> **EXCERPTED RECORDS**:

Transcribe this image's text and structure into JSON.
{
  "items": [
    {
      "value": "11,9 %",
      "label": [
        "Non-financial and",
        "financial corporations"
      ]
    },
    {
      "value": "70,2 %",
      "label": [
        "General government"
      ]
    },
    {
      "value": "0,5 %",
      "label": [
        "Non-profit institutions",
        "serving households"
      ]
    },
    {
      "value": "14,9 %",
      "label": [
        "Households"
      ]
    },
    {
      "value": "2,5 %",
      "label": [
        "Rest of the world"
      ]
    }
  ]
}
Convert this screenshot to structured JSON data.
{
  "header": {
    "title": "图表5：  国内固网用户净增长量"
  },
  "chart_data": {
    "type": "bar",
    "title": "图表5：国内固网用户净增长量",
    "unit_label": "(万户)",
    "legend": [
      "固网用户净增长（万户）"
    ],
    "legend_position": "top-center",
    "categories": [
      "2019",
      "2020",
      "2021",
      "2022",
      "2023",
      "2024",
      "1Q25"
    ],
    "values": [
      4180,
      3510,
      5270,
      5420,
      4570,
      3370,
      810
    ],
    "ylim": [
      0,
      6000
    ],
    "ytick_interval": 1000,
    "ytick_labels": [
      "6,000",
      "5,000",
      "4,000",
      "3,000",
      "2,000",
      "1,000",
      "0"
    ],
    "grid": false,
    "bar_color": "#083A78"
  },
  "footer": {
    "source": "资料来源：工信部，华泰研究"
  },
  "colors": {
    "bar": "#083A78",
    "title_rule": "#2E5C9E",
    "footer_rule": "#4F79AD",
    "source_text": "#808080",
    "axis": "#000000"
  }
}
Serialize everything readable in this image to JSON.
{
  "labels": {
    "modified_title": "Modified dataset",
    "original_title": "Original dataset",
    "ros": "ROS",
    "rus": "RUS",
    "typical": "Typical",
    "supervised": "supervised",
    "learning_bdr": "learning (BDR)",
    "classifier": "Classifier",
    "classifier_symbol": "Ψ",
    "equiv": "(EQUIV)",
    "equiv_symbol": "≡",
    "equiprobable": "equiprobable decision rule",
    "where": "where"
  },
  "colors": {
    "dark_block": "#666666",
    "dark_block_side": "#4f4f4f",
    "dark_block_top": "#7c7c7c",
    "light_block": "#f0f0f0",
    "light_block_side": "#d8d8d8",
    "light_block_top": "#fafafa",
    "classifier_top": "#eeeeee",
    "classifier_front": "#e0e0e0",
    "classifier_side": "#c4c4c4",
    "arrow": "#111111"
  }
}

> **WHAT IS NEEDED**:
Among the entries above, how many lines hold the string "国内固网用户净增长量"? Give the number by itself.

> **FULL OUTPUT**:
2